◆ Directive: Copy each line that has the string "Resignation" somewhere in it.

********************

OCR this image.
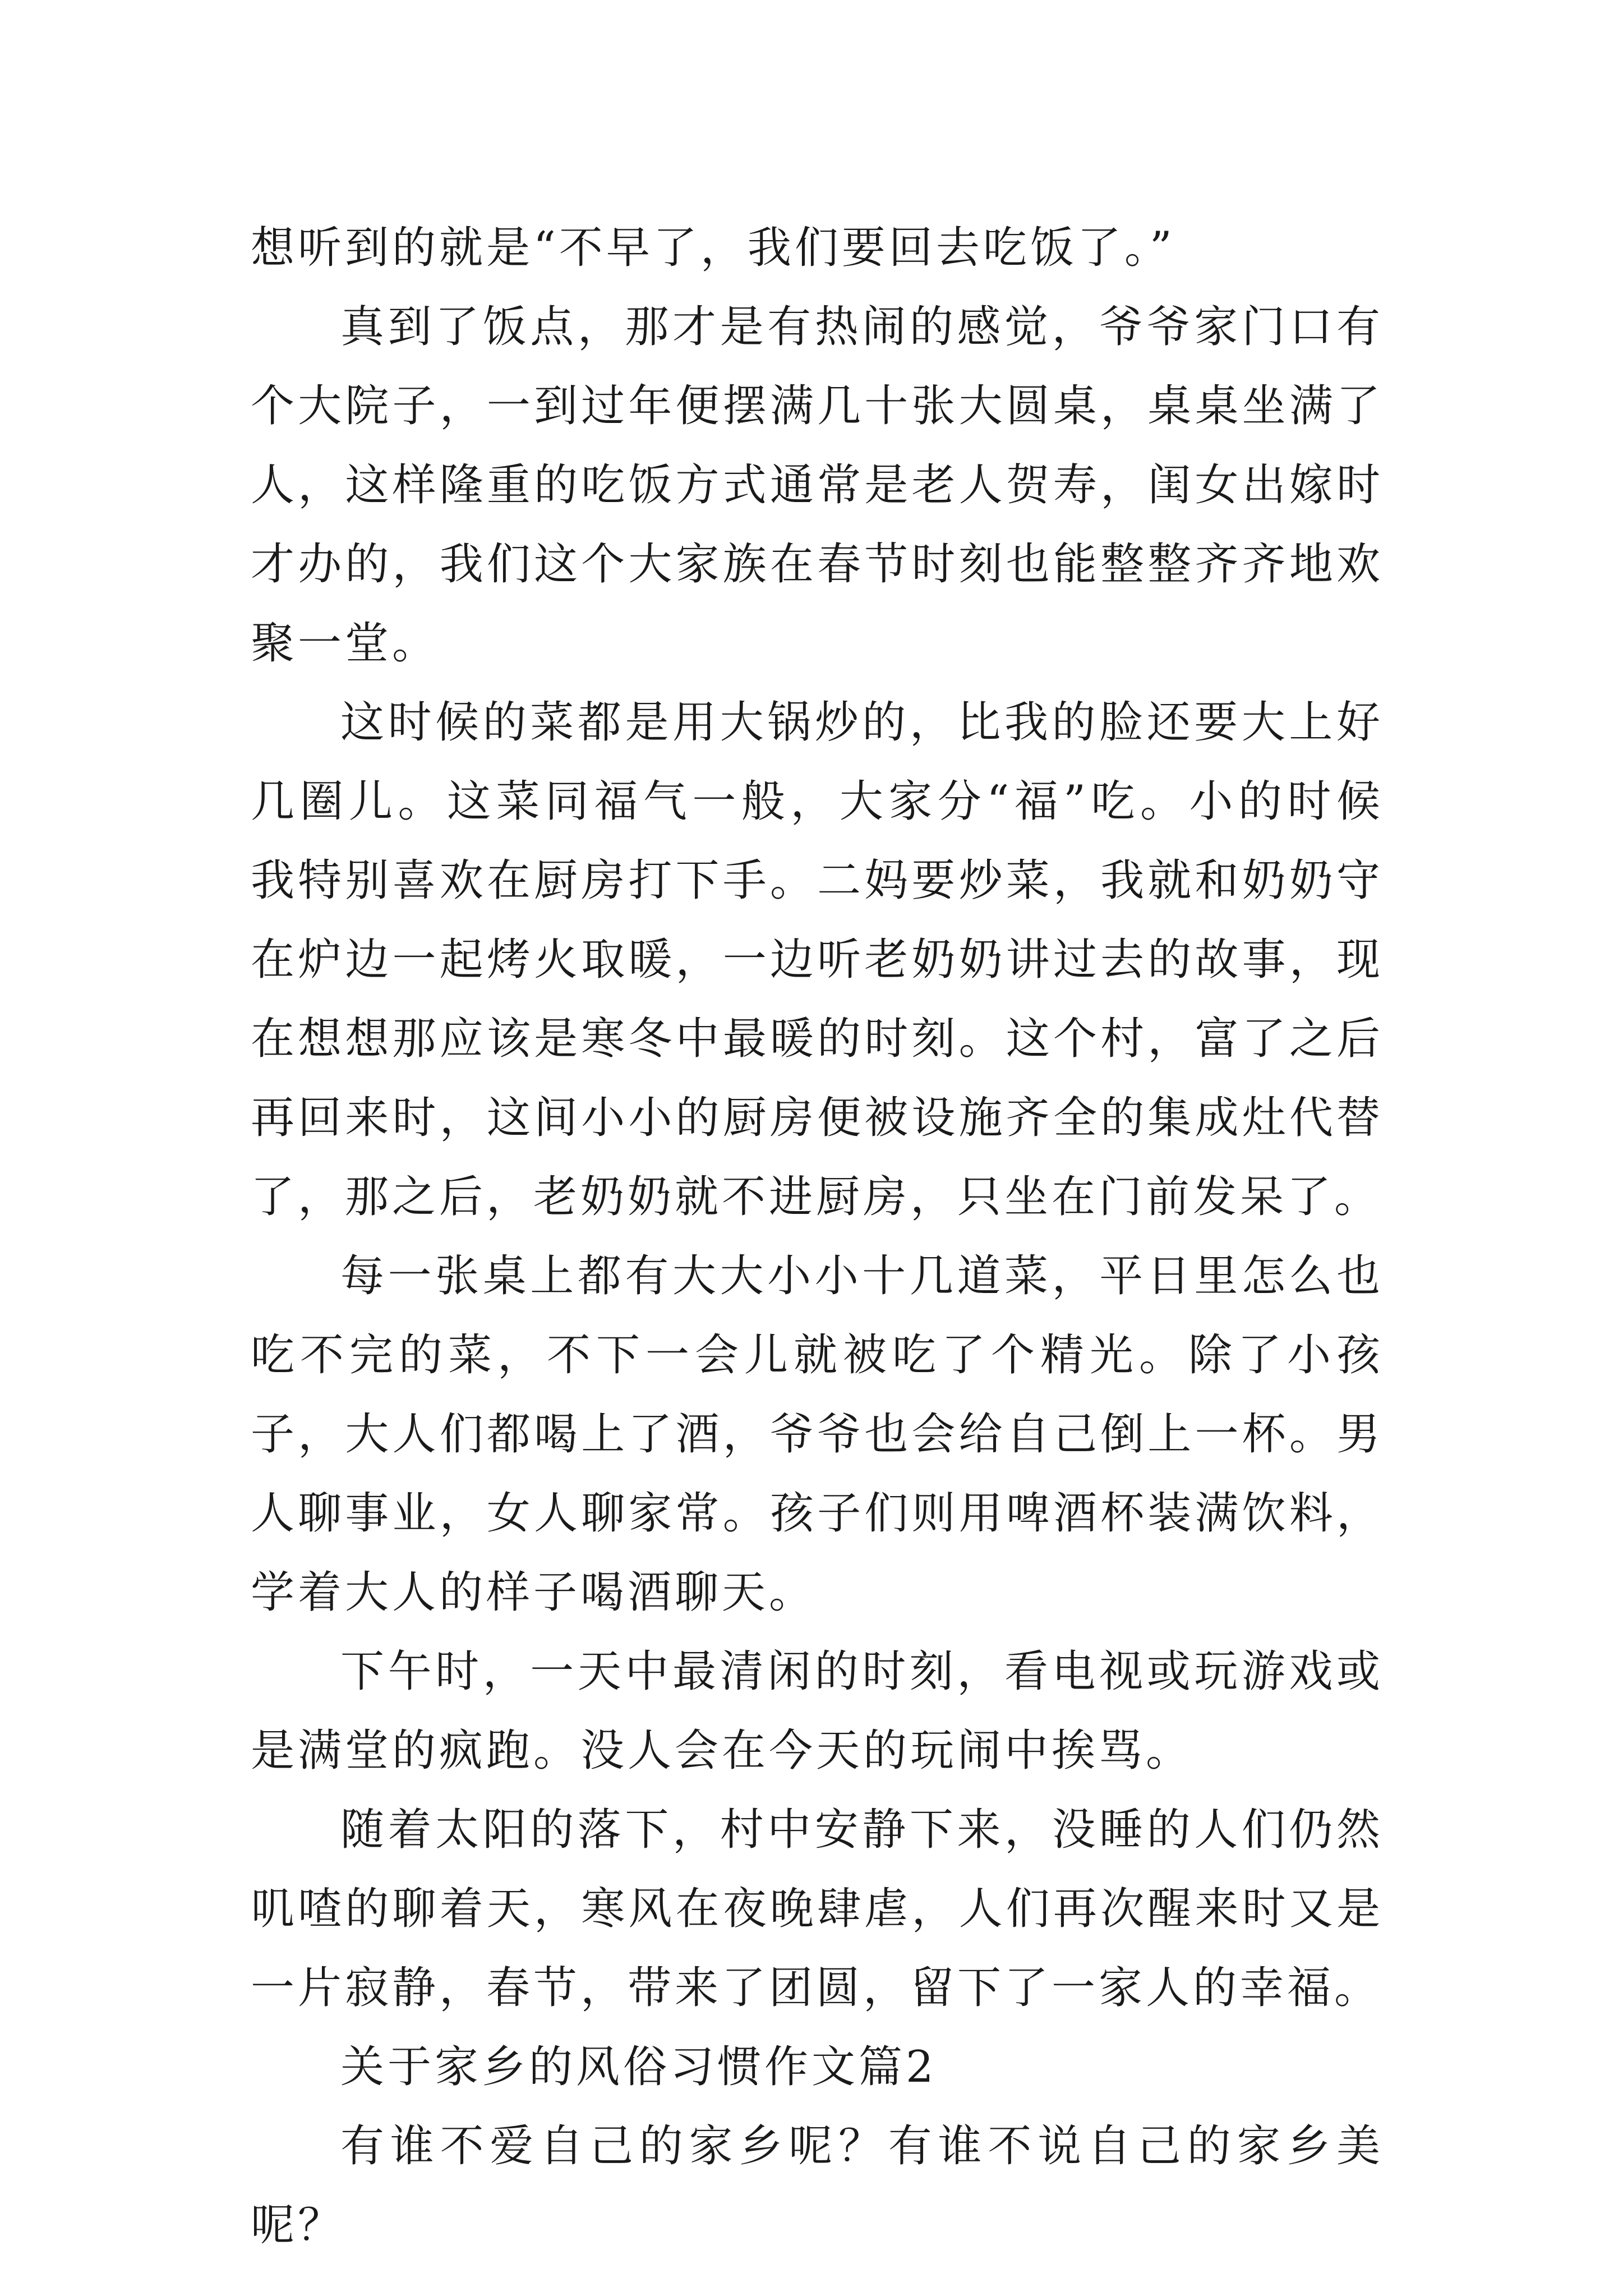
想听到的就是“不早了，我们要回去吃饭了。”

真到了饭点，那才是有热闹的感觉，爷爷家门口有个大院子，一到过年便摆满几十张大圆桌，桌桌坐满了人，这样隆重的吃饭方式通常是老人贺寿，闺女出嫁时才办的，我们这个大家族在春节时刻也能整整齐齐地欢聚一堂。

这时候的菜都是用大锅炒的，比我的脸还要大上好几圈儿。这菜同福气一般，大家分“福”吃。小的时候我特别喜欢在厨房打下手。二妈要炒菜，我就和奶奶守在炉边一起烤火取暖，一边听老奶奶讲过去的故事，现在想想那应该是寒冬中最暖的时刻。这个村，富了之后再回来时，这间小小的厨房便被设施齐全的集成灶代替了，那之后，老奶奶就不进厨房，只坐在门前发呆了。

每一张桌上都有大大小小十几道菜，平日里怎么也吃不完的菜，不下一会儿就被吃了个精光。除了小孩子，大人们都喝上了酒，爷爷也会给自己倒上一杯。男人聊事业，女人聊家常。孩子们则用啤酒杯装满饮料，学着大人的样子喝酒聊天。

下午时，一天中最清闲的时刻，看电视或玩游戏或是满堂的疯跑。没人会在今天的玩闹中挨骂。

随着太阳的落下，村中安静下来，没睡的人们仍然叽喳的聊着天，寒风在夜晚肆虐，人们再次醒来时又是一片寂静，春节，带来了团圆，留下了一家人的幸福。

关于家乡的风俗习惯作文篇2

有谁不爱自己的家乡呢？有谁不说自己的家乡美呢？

********************

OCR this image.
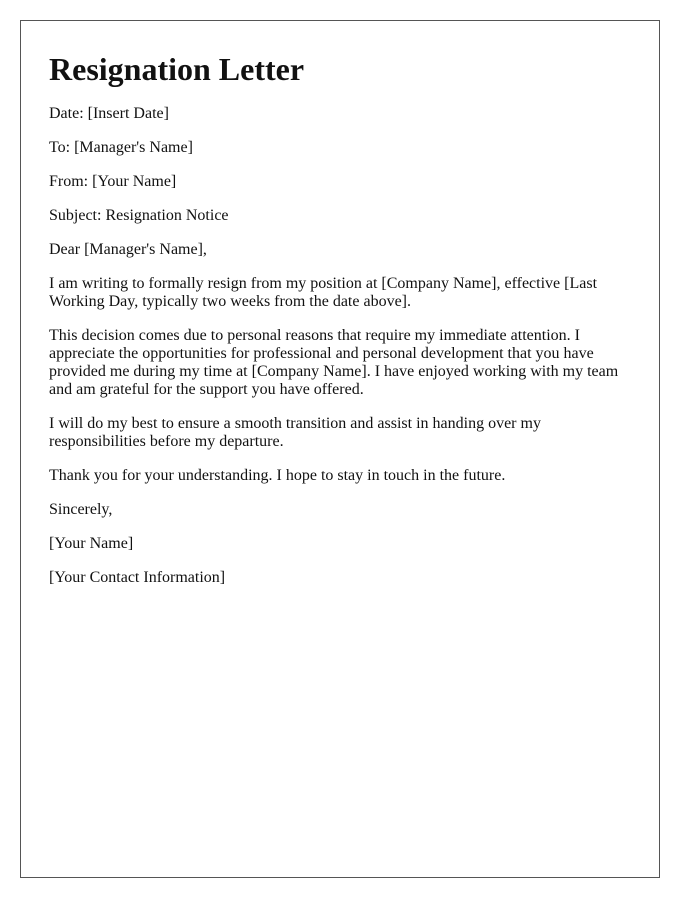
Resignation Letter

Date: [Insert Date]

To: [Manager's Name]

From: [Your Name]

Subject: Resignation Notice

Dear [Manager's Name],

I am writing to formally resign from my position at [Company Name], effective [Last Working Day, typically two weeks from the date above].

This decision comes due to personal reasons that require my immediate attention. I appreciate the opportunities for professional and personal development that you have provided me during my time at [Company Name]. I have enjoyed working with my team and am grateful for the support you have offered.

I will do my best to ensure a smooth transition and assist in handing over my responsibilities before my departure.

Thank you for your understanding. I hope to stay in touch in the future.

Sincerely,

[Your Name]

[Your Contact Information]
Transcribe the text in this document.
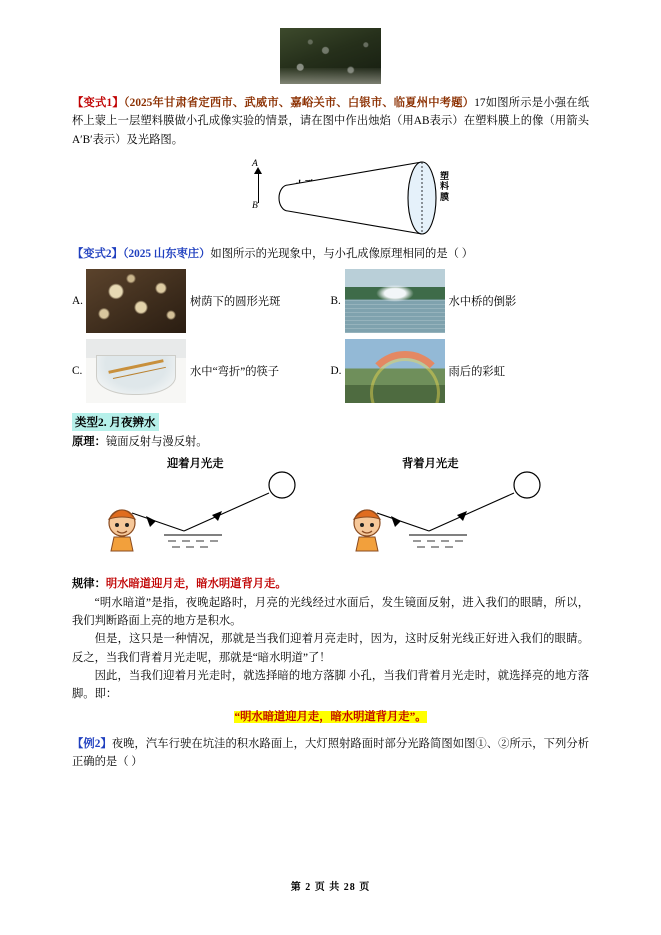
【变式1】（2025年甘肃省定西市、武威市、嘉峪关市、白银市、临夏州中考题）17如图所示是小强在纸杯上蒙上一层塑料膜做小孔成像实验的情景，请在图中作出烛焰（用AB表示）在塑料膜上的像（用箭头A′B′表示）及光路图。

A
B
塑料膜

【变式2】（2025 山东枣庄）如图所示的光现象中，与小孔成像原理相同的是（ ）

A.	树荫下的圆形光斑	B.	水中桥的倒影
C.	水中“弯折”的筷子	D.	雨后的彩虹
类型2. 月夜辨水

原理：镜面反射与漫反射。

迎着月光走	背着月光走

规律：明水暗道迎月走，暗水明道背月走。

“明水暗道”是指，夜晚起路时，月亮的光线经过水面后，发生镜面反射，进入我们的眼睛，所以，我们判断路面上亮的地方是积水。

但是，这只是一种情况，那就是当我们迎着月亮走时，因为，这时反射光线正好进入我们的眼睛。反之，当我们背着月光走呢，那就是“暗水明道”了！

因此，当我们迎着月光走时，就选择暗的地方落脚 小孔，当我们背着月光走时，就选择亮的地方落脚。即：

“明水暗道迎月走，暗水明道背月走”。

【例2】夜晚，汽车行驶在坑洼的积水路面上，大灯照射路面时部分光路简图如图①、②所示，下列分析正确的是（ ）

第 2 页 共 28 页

********************

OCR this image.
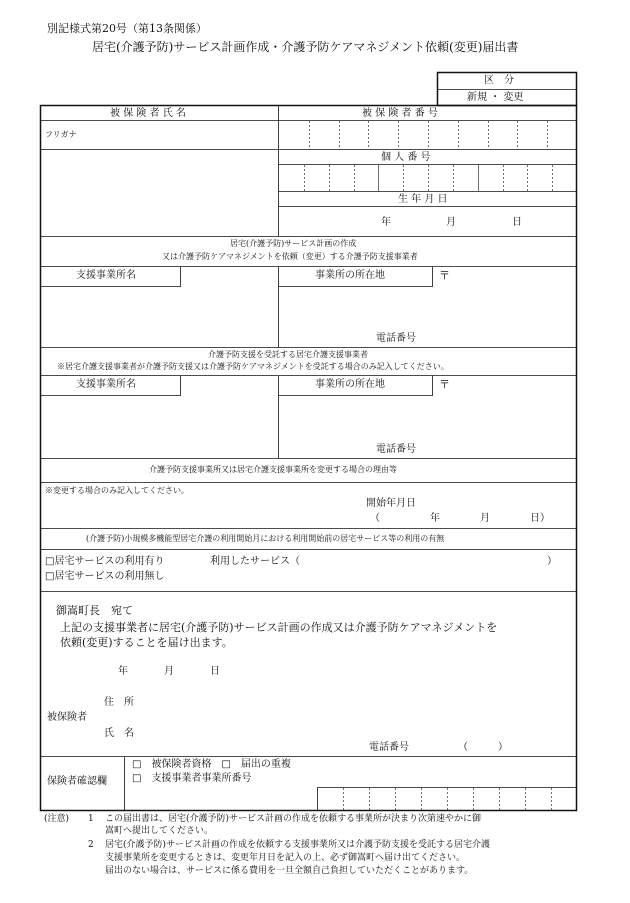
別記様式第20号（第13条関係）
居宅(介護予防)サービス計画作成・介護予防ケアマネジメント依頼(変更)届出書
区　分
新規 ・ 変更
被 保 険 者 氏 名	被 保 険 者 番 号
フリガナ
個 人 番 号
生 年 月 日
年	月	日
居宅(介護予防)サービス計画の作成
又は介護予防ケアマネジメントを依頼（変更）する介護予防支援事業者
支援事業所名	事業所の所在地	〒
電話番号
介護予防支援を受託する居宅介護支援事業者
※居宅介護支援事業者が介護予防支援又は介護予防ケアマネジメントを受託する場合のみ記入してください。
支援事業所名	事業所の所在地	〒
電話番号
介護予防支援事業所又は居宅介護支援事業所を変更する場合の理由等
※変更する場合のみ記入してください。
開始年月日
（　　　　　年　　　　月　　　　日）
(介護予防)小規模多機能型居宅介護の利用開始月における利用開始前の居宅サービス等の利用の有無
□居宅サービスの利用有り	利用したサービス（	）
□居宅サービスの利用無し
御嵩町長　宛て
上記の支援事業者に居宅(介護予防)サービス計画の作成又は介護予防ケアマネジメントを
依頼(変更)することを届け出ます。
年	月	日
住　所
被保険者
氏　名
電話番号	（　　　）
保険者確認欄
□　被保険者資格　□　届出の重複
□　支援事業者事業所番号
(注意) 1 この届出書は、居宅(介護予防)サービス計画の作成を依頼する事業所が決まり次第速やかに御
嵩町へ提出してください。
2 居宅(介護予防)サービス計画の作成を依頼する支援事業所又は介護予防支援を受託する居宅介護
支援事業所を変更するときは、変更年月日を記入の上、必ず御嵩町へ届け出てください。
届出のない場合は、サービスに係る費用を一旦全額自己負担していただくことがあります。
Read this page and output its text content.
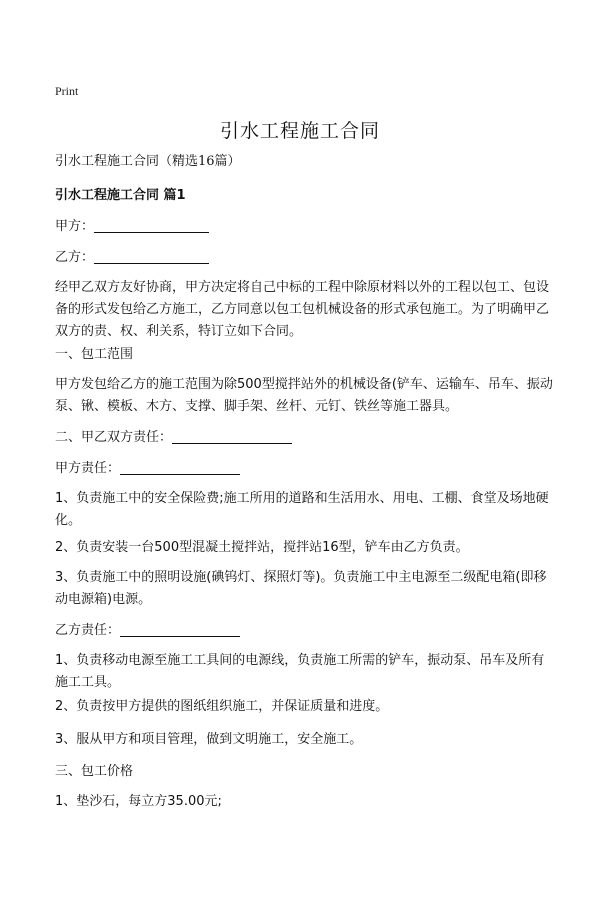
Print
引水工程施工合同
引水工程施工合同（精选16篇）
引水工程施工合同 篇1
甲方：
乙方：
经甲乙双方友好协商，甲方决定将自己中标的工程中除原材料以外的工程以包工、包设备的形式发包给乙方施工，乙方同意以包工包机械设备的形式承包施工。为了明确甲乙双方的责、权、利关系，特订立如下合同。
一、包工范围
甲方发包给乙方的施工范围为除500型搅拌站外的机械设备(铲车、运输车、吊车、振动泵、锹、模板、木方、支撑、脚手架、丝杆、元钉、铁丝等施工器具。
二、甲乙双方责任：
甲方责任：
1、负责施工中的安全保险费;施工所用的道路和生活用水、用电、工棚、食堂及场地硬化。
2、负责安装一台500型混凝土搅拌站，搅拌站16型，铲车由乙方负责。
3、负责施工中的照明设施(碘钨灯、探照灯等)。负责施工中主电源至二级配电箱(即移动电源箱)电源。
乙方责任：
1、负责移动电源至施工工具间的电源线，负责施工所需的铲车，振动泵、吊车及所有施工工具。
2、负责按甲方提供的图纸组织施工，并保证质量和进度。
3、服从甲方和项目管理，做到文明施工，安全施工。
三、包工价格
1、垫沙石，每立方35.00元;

********************

◆ Solution for this task:
Resignation Letter
Subject: Resignation Notice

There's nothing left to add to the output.